(EXERCISE OBJECTIVE) Reproduce the material in full, exactly as written.

(Records from a data collection)
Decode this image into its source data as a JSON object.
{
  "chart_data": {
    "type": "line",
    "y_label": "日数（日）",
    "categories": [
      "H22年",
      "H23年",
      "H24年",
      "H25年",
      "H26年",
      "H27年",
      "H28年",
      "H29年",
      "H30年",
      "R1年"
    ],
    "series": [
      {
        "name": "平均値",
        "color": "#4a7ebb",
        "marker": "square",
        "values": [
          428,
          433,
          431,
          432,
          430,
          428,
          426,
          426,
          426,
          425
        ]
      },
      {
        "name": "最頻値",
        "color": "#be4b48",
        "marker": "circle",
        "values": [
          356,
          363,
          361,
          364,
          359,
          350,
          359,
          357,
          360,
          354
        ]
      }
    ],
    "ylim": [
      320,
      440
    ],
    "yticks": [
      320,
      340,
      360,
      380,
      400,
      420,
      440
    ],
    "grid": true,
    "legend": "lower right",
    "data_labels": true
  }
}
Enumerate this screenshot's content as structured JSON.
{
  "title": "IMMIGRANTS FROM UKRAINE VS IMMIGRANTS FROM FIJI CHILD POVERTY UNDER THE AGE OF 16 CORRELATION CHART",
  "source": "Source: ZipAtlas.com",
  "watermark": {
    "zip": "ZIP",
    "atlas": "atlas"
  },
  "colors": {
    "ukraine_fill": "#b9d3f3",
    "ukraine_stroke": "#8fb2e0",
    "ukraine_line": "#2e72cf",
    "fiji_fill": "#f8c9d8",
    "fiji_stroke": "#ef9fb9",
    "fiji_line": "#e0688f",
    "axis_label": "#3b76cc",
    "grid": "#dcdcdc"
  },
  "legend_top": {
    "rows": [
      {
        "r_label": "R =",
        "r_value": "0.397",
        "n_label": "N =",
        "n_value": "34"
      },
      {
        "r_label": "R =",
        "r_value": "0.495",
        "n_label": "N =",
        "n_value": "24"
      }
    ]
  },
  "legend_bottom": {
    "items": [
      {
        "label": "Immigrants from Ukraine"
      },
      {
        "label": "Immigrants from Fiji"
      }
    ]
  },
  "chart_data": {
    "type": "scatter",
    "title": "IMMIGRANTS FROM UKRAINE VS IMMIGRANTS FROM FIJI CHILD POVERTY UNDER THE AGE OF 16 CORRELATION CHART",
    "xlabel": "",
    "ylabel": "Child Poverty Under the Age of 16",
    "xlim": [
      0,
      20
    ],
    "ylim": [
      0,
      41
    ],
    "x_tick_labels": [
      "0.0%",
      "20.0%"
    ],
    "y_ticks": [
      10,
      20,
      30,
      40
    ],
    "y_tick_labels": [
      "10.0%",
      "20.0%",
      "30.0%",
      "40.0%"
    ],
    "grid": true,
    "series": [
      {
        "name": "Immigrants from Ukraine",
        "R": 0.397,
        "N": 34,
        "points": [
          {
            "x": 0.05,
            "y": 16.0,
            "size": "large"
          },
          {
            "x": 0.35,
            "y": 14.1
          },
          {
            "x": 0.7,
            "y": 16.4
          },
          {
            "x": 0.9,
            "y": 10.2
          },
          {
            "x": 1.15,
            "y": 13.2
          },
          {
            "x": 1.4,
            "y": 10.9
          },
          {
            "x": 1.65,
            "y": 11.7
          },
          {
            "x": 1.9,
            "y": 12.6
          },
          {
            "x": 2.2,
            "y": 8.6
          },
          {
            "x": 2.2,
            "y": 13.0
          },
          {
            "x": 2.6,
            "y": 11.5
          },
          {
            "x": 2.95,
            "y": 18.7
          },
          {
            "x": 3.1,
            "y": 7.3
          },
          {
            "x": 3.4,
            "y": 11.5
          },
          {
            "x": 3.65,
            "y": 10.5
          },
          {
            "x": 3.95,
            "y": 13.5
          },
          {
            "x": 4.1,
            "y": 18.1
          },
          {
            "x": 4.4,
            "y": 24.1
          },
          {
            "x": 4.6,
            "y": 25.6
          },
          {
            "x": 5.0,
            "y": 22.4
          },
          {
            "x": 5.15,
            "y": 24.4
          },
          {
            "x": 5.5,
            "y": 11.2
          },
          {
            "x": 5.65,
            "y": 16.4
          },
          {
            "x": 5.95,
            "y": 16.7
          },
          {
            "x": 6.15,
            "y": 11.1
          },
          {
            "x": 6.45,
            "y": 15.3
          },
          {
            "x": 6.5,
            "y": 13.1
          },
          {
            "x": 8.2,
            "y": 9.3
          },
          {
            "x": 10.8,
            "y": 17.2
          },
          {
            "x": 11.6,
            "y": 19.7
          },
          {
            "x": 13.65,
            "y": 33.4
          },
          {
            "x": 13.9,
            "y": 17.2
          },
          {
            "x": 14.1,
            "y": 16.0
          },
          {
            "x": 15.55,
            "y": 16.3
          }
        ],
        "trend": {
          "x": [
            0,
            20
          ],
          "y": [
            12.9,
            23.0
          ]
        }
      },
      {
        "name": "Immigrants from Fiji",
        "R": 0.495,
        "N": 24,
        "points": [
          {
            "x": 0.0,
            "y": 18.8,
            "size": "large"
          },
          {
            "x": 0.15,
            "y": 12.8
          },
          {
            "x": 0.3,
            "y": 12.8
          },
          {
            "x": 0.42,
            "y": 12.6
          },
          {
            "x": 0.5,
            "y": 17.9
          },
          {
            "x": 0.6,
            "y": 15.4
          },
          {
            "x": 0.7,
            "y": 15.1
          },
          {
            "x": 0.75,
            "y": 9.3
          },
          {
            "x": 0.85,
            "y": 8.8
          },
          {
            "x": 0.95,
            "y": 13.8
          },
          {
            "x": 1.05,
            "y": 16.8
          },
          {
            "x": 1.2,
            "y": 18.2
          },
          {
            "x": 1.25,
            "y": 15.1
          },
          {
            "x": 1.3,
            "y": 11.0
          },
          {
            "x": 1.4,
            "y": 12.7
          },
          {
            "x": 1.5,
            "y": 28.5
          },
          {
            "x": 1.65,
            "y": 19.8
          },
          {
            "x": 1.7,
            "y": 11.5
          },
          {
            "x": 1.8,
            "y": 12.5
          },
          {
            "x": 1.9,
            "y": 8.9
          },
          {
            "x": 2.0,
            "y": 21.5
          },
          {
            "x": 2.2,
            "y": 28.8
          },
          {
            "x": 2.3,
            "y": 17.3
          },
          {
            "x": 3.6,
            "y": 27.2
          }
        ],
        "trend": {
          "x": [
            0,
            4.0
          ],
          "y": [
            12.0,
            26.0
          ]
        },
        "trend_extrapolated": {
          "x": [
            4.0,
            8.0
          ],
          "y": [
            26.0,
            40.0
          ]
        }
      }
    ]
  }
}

(ANSWER TO THE PROBLEM)
Decode this image into its source data as a JSON object.
{
  "chart_data": {
    "type": "line",
    "y_label": "日数（日）",
    "categories": [
      "H22年",
      "H23年",
      "H24年",
      "H25年",
      "H26年",
      "H27年",
      "H28年",
      "H29年",
      "H30年",
      "R1年"
    ],
    "series": [
      {
        "name": "平均値",
        "color": "#4a7ebb",
        "marker": "square",
        "values": [
          428,
          433,
          431,
          432,
          430,
          428,
          426,
          426,
          426,
          425
        ]
      },
      {
        "name": "最頻値",
        "color": "#be4b48",
        "marker": "circle",
        "values": [
          356,
          363,
          361,
          364,
          359,
          350,
          359,
          357,
          360,
          354
        ]
      }
    ],
    "ylim": [
      320,
      440
    ],
    "yticks": [
      320,
      340,
      360,
      380,
      400,
      420,
      440
    ],
    "grid": true,
    "legend": "lower right",
    "data_labels": true
  }
}
Enumerate this screenshot's content as structured JSON.
{
  "title": "IMMIGRANTS FROM UKRAINE VS IMMIGRANTS FROM FIJI CHILD POVERTY UNDER THE AGE OF 16 CORRELATION CHART",
  "source": "Source: ZipAtlas.com",
  "watermark": {
    "zip": "ZIP",
    "atlas": "atlas"
  },
  "colors": {
    "ukraine_fill": "#b9d3f3",
    "ukraine_stroke": "#8fb2e0",
    "ukraine_line": "#2e72cf",
    "fiji_fill": "#f8c9d8",
    "fiji_stroke": "#ef9fb9",
    "fiji_line": "#e0688f",
    "axis_label": "#3b76cc",
    "grid": "#dcdcdc"
  },
  "legend_top": {
    "rows": [
      {
        "r_label": "R =",
        "r_value": "0.397",
        "n_label": "N =",
        "n_value": "34"
      },
      {
        "r_label": "R =",
        "r_value": "0.495",
        "n_label": "N =",
        "n_value": "24"
      }
    ]
  },
  "legend_bottom": {
    "items": [
      {
        "label": "Immigrants from Ukraine"
      },
      {
        "label": "Immigrants from Fiji"
      }
    ]
  },
  "chart_data": {
    "type": "scatter",
    "title": "IMMIGRANTS FROM UKRAINE VS IMMIGRANTS FROM FIJI CHILD POVERTY UNDER THE AGE OF 16 CORRELATION CHART",
    "xlabel": "",
    "ylabel": "Child Poverty Under the Age of 16",
    "xlim": [
      0,
      20
    ],
    "ylim": [
      0,
      41
    ],
    "x_tick_labels": [
      "0.0%",
      "20.0%"
    ],
    "y_ticks": [
      10,
      20,
      30,
      40
    ],
    "y_tick_labels": [
      "10.0%",
      "20.0%",
      "30.0%",
      "40.0%"
    ],
    "grid": true,
    "series": [
      {
        "name": "Immigrants from Ukraine",
        "R": 0.397,
        "N": 34,
        "points": [
          {
            "x": 0.05,
            "y": 16.0,
            "size": "large"
          },
          {
            "x": 0.35,
            "y": 14.1
          },
          {
            "x": 0.7,
            "y": 16.4
          },
          {
            "x": 0.9,
            "y": 10.2
          },
          {
            "x": 1.15,
            "y": 13.2
          },
          {
            "x": 1.4,
            "y": 10.9
          },
          {
            "x": 1.65,
            "y": 11.7
          },
          {
            "x": 1.9,
            "y": 12.6
          },
          {
            "x": 2.2,
            "y": 8.6
          },
          {
            "x": 2.2,
            "y": 13.0
          },
          {
            "x": 2.6,
            "y": 11.5
          },
          {
            "x": 2.95,
            "y": 18.7
          },
          {
            "x": 3.1,
            "y": 7.3
          },
          {
            "x": 3.4,
            "y": 11.5
          },
          {
            "x": 3.65,
            "y": 10.5
          },
          {
            "x": 3.95,
            "y": 13.5
          },
          {
            "x": 4.1,
            "y": 18.1
          },
          {
            "x": 4.4,
            "y": 24.1
          },
          {
            "x": 4.6,
            "y": 25.6
          },
          {
            "x": 5.0,
            "y": 22.4
          },
          {
            "x": 5.15,
            "y": 24.4
          },
          {
            "x": 5.5,
            "y": 11.2
          },
          {
            "x": 5.65,
            "y": 16.4
          },
          {
            "x": 5.95,
            "y": 16.7
          },
          {
            "x": 6.15,
            "y": 11.1
          },
          {
            "x": 6.45,
            "y": 15.3
          },
          {
            "x": 6.5,
            "y": 13.1
          },
          {
            "x": 8.2,
            "y": 9.3
          },
          {
            "x": 10.8,
            "y": 17.2
          },
          {
            "x": 11.6,
            "y": 19.7
          },
          {
            "x": 13.65,
            "y": 33.4
          },
          {
            "x": 13.9,
            "y": 17.2
          },
          {
            "x": 14.1,
            "y": 16.0
          },
          {
            "x": 15.55,
            "y": 16.3
          }
        ],
        "trend": {
          "x": [
            0,
            20
          ],
          "y": [
            12.9,
            23.0
          ]
        }
      },
      {
        "name": "Immigrants from Fiji",
        "R": 0.495,
        "N": 24,
        "points": [
          {
            "x": 0.0,
            "y": 18.8,
            "size": "large"
          },
          {
            "x": 0.15,
            "y": 12.8
          },
          {
            "x": 0.3,
            "y": 12.8
          },
          {
            "x": 0.42,
            "y": 12.6
          },
          {
            "x": 0.5,
            "y": 17.9
          },
          {
            "x": 0.6,
            "y": 15.4
          },
          {
            "x": 0.7,
            "y": 15.1
          },
          {
            "x": 0.75,
            "y": 9.3
          },
          {
            "x": 0.85,
            "y": 8.8
          },
          {
            "x": 0.95,
            "y": 13.8
          },
          {
            "x": 1.05,
            "y": 16.8
          },
          {
            "x": 1.2,
            "y": 18.2
          },
          {
            "x": 1.25,
            "y": 15.1
          },
          {
            "x": 1.3,
            "y": 11.0
          },
          {
            "x": 1.4,
            "y": 12.7
          },
          {
            "x": 1.5,
            "y": 28.5
          },
          {
            "x": 1.65,
            "y": 19.8
          },
          {
            "x": 1.7,
            "y": 11.5
          },
          {
            "x": 1.8,
            "y": 12.5
          },
          {
            "x": 1.9,
            "y": 8.9
          },
          {
            "x": 2.0,
            "y": 21.5
          },
          {
            "x": 2.2,
            "y": 28.8
          },
          {
            "x": 2.3,
            "y": 17.3
          },
          {
            "x": 3.6,
            "y": 27.2
          }
        ],
        "trend": {
          "x": [
            0,
            4.0
          ],
          "y": [
            12.0,
            26.0
          ]
        },
        "trend_extrapolated": {
          "x": [
            4.0,
            8.0
          ],
          "y": [
            26.0,
            40.0
          ]
        }
      }
    ]
  }
}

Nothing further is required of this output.